Records from a collection of figures
--- START ---
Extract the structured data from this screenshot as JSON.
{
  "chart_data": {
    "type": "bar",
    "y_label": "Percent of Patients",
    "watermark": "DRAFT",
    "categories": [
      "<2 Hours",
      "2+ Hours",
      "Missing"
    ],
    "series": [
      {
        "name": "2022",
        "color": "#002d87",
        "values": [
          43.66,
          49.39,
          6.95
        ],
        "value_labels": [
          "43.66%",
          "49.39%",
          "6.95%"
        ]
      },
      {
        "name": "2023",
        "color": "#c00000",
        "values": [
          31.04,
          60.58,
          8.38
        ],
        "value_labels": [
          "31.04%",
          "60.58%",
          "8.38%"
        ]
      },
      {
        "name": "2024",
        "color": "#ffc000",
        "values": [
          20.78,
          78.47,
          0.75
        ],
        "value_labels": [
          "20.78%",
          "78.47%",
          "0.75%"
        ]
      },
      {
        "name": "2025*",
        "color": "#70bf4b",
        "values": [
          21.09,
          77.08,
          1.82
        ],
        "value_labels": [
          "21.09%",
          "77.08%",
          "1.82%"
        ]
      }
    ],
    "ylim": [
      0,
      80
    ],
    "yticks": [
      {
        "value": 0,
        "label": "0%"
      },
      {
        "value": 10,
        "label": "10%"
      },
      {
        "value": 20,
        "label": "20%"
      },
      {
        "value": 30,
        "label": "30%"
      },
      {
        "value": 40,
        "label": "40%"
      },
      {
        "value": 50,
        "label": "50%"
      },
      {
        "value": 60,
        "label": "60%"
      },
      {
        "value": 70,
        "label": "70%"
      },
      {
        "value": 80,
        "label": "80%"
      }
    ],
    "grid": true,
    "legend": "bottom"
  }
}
--- END ---
--- What you need to do ---
Look through the entries and copy every line in which the string "color" appears.

--- Exercise response ---
        "color": "#002d87",
        "color": "#c00000",
        "color": "#ffc000",
        "color": "#70bf4b",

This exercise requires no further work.